**Material for the task:**

---*---

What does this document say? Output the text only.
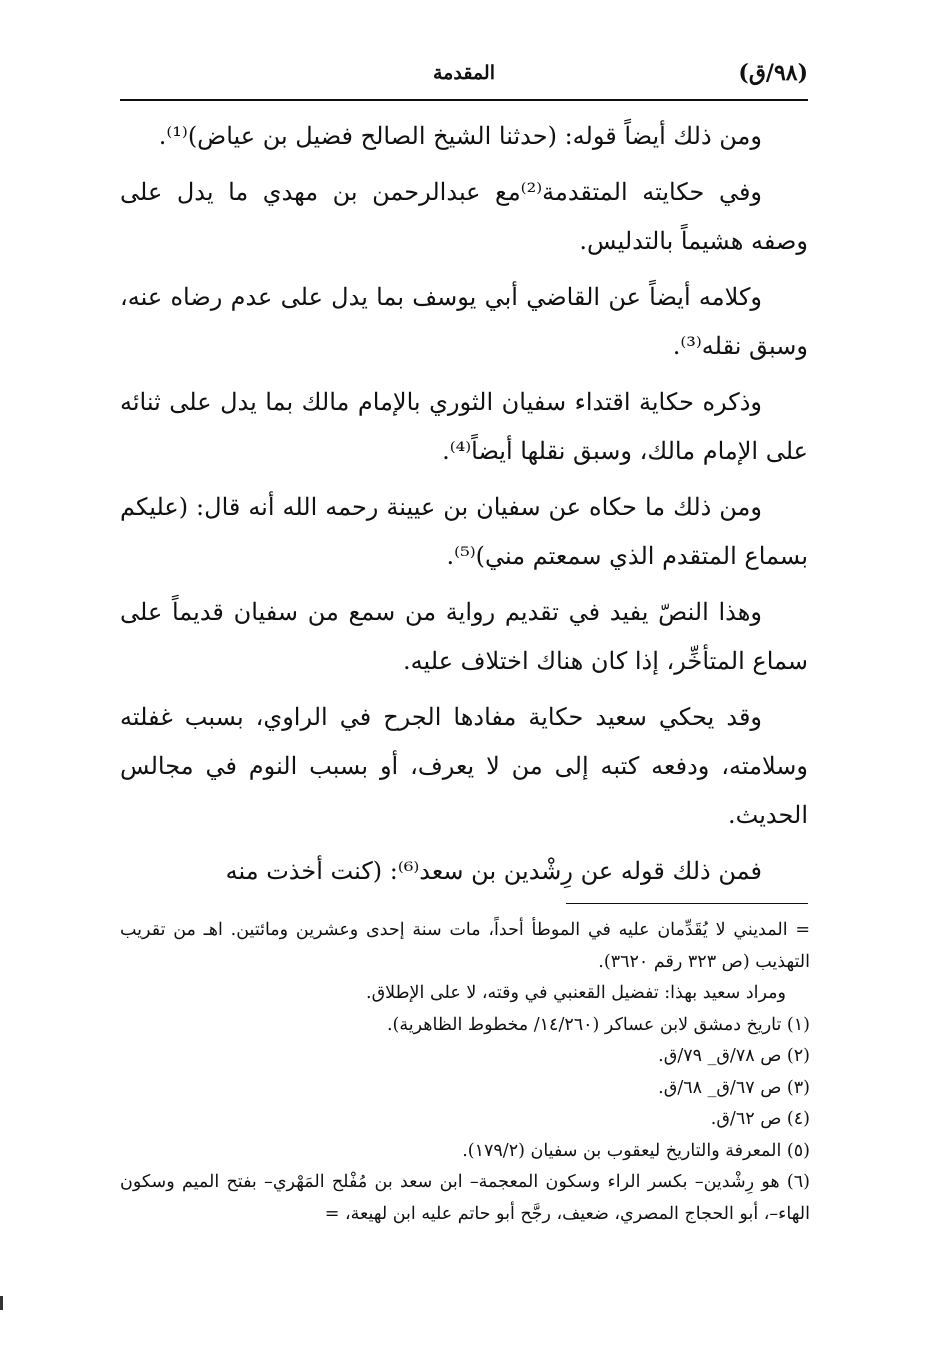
(٩٨/ق)
المقدمة

ومن ذلك أيضاً قوله: (حدثنا الشيخ الصالح فضيل بن عياض)⁽¹⁾.

وفي حكايته المتقدمة⁽²⁾مع عبدالرحمن بن مهدي ما يدل على وصفه هشيماً بالتدليس.

وكلامه أيضاً عن القاضي أبي يوسف بما يدل على عدم رضاه عنه، وسبق نقله⁽³⁾.

وذكره حكاية اقتداء سفيان الثوري بالإمام مالك بما يدل على ثنائه على الإمام مالك، وسبق نقلها أيضاً⁽⁴⁾.

ومن ذلك ما حكاه عن سفيان بن عيينة رحمه الله أنه قال: (عليكم بسماع المتقدم الذي سمعتم مني)⁽⁵⁾.

وهذا النصّ يفيد في تقديم رواية من سمع من سفيان قديماً على سماع المتأخِّر، إذا كان هناك اختلاف عليه.

وقد يحكي سعيد حكاية مفادها الجرح في الراوي، بسبب غفلته وسلامته، ودفعه كتبه إلى من لا يعرف، أو بسبب النوم في مجالس الحديث.

فمن ذلك قوله عن رِشْدين بن سعد⁽⁶⁾: (كنت أخذت منه

= المديني لا يُقَدِّمان عليه في الموطأ أحداً، مات سنة إحدى وعشرين ومائتين. اهـ من تقريب التهذيب (ص ٣٢٣ رقم ٣٦٢٠).

ومراد سعيد بهذا: تفضيل القعنبي في وقته، لا على الإطلاق.

(١) تاريخ دمشق لابن عساكر (١٤/٢٦٠/ مخطوط الظاهرية).

(٢) ص ٧٨/ق_ ٧٩/ق.

(٣) ص ٦٧/ق_ ٦٨/ق.

(٤) ص ٦٢/ق.

(٥) المعرفة والتاريخ ليعقوب بن سفيان (١٧٩/٢).

(٦) هو رِشْدين– بكسر الراء وسكون المعجمة– ابن سعد بن مُفْلح المَهْري– بفتح الميم وسكون الهاء–، أبو الحجاج المصري، ضعيف، رجَّح أبو حاتم عليه ابن لهيعة، =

---*---

**Short task:** Write every entry out again exactly, dropping the pictures.

**Final result:**
What does this document say? Output the text only.
(٩٨/ق)
المقدمة

ومن ذلك أيضاً قوله: (حدثنا الشيخ الصالح فضيل بن عياض)⁽¹⁾.

وفي حكايته المتقدمة⁽²⁾مع عبدالرحمن بن مهدي ما يدل على وصفه هشيماً بالتدليس.

وكلامه أيضاً عن القاضي أبي يوسف بما يدل على عدم رضاه عنه، وسبق نقله⁽³⁾.

وذكره حكاية اقتداء سفيان الثوري بالإمام مالك بما يدل على ثنائه على الإمام مالك، وسبق نقلها أيضاً⁽⁴⁾.

ومن ذلك ما حكاه عن سفيان بن عيينة رحمه الله أنه قال: (عليكم بسماع المتقدم الذي سمعتم مني)⁽⁵⁾.

وهذا النصّ يفيد في تقديم رواية من سمع من سفيان قديماً على سماع المتأخِّر، إذا كان هناك اختلاف عليه.

وقد يحكي سعيد حكاية مفادها الجرح في الراوي، بسبب غفلته وسلامته، ودفعه كتبه إلى من لا يعرف، أو بسبب النوم في مجالس الحديث.

فمن ذلك قوله عن رِشْدين بن سعد⁽⁶⁾: (كنت أخذت منه

= المديني لا يُقَدِّمان عليه في الموطأ أحداً، مات سنة إحدى وعشرين ومائتين. اهـ من تقريب التهذيب (ص ٣٢٣ رقم ٣٦٢٠).

ومراد سعيد بهذا: تفضيل القعنبي في وقته، لا على الإطلاق.

(١) تاريخ دمشق لابن عساكر (١٤/٢٦٠/ مخطوط الظاهرية).

(٢) ص ٧٨/ق_ ٧٩/ق.

(٣) ص ٦٧/ق_ ٦٨/ق.

(٤) ص ٦٢/ق.

(٥) المعرفة والتاريخ ليعقوب بن سفيان (١٧٩/٢).

(٦) هو رِشْدين– بكسر الراء وسكون المعجمة– ابن سعد بن مُفْلح المَهْري– بفتح الميم وسكون الهاء–، أبو الحجاج المصري، ضعيف، رجَّح أبو حاتم عليه ابن لهيعة، =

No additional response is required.